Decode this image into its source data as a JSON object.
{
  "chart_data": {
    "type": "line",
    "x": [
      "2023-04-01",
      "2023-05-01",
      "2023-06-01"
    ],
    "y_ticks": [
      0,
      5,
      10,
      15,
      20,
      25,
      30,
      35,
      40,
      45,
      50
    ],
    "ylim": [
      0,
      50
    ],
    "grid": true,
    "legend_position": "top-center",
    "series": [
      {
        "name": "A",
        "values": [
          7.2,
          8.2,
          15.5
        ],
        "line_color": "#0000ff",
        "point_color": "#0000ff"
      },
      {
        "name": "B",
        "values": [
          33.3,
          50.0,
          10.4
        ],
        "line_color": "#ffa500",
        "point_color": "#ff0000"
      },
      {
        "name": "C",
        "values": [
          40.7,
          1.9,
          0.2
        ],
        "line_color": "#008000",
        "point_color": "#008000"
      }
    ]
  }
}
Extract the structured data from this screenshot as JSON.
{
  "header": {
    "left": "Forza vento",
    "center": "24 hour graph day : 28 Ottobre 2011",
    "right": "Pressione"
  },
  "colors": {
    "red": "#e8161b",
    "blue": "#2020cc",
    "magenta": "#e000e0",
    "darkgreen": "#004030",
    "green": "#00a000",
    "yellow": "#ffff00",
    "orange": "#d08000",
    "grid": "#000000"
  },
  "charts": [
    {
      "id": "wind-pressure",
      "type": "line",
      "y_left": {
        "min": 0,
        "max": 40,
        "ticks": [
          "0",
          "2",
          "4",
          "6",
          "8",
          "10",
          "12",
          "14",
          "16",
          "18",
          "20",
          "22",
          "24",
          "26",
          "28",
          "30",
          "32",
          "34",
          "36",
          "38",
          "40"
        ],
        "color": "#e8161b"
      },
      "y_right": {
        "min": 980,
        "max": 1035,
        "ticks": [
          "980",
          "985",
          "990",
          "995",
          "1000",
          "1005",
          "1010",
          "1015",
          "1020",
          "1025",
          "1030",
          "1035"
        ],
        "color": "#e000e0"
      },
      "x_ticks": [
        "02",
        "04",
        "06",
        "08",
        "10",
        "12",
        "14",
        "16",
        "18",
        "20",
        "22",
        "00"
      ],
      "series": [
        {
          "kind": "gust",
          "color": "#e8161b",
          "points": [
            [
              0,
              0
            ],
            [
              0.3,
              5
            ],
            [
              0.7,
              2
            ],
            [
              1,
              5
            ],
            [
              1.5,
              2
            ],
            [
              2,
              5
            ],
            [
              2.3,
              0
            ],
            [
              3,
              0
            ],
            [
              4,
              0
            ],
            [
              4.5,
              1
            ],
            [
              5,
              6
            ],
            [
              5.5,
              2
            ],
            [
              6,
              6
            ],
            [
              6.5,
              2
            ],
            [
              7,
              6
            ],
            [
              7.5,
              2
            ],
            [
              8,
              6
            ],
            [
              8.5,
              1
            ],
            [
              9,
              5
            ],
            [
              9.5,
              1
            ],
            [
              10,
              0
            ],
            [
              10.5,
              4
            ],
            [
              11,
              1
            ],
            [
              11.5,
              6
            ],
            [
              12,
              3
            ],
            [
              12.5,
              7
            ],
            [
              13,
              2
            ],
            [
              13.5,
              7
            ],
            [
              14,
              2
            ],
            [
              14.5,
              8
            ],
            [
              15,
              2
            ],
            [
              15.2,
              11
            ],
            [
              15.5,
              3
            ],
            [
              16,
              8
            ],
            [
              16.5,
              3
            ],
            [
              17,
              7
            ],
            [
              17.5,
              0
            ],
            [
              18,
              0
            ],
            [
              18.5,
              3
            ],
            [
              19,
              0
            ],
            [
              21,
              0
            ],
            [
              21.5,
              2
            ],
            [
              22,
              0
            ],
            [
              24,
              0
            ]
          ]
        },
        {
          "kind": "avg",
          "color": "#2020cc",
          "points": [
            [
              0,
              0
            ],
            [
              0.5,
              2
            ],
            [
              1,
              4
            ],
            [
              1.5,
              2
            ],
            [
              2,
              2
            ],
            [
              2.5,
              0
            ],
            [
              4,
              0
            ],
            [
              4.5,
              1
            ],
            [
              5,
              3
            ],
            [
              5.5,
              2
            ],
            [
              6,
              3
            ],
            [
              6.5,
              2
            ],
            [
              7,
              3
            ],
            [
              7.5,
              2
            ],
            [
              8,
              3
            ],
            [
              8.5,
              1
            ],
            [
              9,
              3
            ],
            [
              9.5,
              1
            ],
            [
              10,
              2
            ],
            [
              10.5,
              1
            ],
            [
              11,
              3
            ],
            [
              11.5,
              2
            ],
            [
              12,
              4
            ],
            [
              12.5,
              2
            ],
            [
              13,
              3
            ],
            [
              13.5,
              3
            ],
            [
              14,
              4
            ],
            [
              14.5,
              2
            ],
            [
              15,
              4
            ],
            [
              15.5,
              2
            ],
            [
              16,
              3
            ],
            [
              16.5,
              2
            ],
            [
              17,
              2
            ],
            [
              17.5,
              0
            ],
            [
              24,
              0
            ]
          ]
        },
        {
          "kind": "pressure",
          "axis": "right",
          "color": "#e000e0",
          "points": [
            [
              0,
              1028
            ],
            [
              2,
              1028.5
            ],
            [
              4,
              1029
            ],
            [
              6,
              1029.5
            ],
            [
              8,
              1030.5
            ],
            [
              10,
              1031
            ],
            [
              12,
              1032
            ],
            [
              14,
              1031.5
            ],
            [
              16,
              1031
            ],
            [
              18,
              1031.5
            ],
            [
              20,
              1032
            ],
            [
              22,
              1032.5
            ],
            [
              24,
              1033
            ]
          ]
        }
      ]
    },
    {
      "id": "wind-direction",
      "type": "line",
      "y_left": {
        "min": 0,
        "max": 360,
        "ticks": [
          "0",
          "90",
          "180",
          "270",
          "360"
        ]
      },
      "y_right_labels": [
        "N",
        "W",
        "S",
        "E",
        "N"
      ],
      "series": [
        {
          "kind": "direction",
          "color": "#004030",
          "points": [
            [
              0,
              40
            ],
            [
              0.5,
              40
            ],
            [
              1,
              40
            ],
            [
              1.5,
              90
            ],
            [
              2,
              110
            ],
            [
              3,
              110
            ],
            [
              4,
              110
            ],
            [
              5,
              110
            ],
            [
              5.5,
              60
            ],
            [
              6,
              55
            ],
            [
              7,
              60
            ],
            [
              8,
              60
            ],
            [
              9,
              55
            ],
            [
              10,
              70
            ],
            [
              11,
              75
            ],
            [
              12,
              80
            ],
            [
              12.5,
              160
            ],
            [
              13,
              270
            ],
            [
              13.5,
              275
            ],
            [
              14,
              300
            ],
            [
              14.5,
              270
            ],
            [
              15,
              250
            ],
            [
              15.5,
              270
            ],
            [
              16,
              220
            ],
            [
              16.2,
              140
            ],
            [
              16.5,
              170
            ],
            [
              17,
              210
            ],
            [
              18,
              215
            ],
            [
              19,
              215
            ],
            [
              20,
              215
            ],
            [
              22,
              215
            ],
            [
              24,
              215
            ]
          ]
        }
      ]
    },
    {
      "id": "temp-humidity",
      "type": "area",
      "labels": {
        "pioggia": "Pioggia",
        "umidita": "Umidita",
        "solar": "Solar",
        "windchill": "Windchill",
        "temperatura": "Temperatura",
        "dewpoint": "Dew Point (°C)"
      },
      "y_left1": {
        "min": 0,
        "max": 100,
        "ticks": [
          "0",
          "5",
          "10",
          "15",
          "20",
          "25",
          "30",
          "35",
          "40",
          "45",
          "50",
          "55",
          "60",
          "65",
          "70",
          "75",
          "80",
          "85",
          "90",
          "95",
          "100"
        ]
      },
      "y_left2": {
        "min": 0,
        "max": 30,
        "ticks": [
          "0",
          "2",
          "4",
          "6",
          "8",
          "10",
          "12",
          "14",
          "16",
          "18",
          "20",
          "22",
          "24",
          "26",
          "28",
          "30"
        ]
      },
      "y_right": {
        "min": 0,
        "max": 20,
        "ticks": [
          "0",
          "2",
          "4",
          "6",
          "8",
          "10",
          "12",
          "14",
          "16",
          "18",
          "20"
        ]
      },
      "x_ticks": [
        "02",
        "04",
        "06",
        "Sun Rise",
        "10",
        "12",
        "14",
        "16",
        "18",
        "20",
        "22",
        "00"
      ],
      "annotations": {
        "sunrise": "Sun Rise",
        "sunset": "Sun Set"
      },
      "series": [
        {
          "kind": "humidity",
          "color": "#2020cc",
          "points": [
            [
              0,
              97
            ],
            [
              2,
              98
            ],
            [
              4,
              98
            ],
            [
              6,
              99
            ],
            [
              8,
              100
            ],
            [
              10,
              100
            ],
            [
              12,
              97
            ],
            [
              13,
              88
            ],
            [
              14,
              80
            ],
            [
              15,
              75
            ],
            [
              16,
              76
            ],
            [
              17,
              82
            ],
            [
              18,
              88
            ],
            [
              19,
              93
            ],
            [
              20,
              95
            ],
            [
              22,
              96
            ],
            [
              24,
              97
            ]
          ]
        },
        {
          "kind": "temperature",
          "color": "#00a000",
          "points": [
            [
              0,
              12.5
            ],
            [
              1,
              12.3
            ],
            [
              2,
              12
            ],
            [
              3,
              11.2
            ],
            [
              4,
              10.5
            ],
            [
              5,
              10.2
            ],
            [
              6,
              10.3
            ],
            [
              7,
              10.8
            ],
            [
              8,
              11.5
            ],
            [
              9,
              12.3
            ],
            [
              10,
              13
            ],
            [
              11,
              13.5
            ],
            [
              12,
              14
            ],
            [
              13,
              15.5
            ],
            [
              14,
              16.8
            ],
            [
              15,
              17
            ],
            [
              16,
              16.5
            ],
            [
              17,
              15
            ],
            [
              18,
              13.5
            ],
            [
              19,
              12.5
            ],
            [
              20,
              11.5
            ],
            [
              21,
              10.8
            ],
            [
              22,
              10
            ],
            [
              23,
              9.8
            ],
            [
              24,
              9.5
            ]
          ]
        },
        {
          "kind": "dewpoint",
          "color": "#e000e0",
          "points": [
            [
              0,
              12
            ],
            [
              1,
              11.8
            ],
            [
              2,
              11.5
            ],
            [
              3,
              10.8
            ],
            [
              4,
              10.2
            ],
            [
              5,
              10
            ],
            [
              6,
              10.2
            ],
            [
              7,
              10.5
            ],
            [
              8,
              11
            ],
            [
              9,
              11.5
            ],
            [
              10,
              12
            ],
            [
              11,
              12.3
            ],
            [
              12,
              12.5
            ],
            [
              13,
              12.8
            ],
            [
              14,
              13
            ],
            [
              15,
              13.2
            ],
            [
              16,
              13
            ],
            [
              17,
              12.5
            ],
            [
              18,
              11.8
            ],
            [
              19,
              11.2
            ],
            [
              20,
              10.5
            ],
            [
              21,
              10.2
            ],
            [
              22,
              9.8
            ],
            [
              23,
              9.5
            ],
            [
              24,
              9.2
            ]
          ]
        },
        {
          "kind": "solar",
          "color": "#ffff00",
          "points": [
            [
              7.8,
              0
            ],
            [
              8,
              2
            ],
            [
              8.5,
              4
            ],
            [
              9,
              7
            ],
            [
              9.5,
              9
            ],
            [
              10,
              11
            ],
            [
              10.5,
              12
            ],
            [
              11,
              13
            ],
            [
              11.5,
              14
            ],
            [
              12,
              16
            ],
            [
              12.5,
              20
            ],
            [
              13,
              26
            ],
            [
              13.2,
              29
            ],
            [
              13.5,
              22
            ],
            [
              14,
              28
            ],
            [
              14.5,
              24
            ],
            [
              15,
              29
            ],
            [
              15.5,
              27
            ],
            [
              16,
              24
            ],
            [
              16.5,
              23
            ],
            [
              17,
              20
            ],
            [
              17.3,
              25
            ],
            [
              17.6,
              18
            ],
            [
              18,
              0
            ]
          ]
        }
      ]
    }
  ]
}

--*--

DIRECTIONS
Scan the listing above for the word "center" and show each line where it is found.

WRITTEN SOLUTION
    "legend_position": "top-center",
    "center": "24 hour graph day : 28 Ottobre 2011",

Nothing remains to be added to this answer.